Collected data:
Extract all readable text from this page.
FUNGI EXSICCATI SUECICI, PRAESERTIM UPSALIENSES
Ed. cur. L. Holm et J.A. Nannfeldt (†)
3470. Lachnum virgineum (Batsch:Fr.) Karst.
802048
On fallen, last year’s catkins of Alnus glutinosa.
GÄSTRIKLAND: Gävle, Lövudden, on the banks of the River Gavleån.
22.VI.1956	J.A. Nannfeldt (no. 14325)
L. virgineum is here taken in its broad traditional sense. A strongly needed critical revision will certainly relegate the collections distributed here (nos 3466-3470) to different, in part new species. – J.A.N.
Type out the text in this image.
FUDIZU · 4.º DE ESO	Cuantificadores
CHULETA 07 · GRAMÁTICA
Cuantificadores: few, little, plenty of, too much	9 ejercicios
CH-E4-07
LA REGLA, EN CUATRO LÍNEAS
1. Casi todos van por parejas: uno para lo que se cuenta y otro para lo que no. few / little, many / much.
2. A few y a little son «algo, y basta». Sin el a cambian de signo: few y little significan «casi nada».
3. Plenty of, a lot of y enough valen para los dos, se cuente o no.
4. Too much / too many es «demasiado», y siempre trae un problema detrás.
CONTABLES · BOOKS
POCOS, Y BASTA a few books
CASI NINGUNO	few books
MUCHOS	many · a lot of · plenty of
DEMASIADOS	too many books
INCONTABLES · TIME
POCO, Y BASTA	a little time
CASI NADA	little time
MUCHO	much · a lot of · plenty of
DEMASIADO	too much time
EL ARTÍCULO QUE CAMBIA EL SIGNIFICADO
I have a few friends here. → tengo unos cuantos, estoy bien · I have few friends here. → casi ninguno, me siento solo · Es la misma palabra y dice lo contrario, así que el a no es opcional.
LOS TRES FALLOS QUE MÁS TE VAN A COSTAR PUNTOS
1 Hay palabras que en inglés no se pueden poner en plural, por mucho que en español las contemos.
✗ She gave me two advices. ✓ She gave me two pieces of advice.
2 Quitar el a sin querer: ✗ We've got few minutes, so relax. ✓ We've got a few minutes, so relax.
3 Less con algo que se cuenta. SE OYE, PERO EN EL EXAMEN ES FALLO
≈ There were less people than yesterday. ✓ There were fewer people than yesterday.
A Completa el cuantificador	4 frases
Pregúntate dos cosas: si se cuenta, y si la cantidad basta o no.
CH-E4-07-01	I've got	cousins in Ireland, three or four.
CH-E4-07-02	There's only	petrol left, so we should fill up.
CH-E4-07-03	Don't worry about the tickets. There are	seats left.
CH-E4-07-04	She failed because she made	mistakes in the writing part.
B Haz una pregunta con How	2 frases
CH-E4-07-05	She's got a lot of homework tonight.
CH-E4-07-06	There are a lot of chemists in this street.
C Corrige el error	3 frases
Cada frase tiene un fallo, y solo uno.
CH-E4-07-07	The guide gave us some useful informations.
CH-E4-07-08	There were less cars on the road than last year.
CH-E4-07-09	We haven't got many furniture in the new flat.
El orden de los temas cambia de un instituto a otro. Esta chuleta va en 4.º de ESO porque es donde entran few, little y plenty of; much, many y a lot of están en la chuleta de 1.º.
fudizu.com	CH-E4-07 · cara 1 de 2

■ Exercise instructions
Go through the listing above and restate it word for word.

■ Task result
Extract all readable text from this page.
FUNGI EXSICCATI SUECICI, PRAESERTIM UPSALIENSES
Ed. cur. L. Holm et J.A. Nannfeldt (†)
3470. Lachnum virgineum (Batsch:Fr.) Karst.
802048
On fallen, last year’s catkins of Alnus glutinosa.
GÄSTRIKLAND: Gävle, Lövudden, on the banks of the River Gavleån.
22.VI.1956	J.A. Nannfeldt (no. 14325)
L. virgineum is here taken in its broad traditional sense. A strongly needed critical revision will certainly relegate the collections distributed here (nos 3466-3470) to different, in part new species. – J.A.N.
Type out the text in this image.
FUDIZU · 4.º DE ESO	Cuantificadores
CHULETA 07 · GRAMÁTICA
Cuantificadores: few, little, plenty of, too much	9 ejercicios
CH-E4-07
LA REGLA, EN CUATRO LÍNEAS
1. Casi todos van por parejas: uno para lo que se cuenta y otro para lo que no. few / little, many / much.
2. A few y a little son «algo, y basta». Sin el a cambian de signo: few y little significan «casi nada».
3. Plenty of, a lot of y enough valen para los dos, se cuente o no.
4. Too much / too many es «demasiado», y siempre trae un problema detrás.
CONTABLES · BOOKS
POCOS, Y BASTA a few books
CASI NINGUNO	few books
MUCHOS	many · a lot of · plenty of
DEMASIADOS	too many books
INCONTABLES · TIME
POCO, Y BASTA	a little time
CASI NADA	little time
MUCHO	much · a lot of · plenty of
DEMASIADO	too much time
EL ARTÍCULO QUE CAMBIA EL SIGNIFICADO
I have a few friends here. → tengo unos cuantos, estoy bien · I have few friends here. → casi ninguno, me siento solo · Es la misma palabra y dice lo contrario, así que el a no es opcional.
LOS TRES FALLOS QUE MÁS TE VAN A COSTAR PUNTOS
1 Hay palabras que en inglés no se pueden poner en plural, por mucho que en español las contemos.
✗ She gave me two advices. ✓ She gave me two pieces of advice.
2 Quitar el a sin querer: ✗ We've got few minutes, so relax. ✓ We've got a few minutes, so relax.
3 Less con algo que se cuenta. SE OYE, PERO EN EL EXAMEN ES FALLO
≈ There were less people than yesterday. ✓ There were fewer people than yesterday.
A Completa el cuantificador	4 frases
Pregúntate dos cosas: si se cuenta, y si la cantidad basta o no.
CH-E4-07-01	I've got	cousins in Ireland, three or four.
CH-E4-07-02	There's only	petrol left, so we should fill up.
CH-E4-07-03	Don't worry about the tickets. There are	seats left.
CH-E4-07-04	She failed because she made	mistakes in the writing part.
B Haz una pregunta con How	2 frases
CH-E4-07-05	She's got a lot of homework tonight.
CH-E4-07-06	There are a lot of chemists in this street.
C Corrige el error	3 frases
Cada frase tiene un fallo, y solo uno.
CH-E4-07-07	The guide gave us some useful informations.
CH-E4-07-08	There were less cars on the road than last year.
CH-E4-07-09	We haven't got many furniture in the new flat.
El orden de los temas cambia de un instituto a otro. Esta chuleta va en 4.º de ESO porque es donde entran few, little y plenty of; much, many y a lot of están en la chuleta de 1.º.
fudizu.com	CH-E4-07 · cara 1 de 2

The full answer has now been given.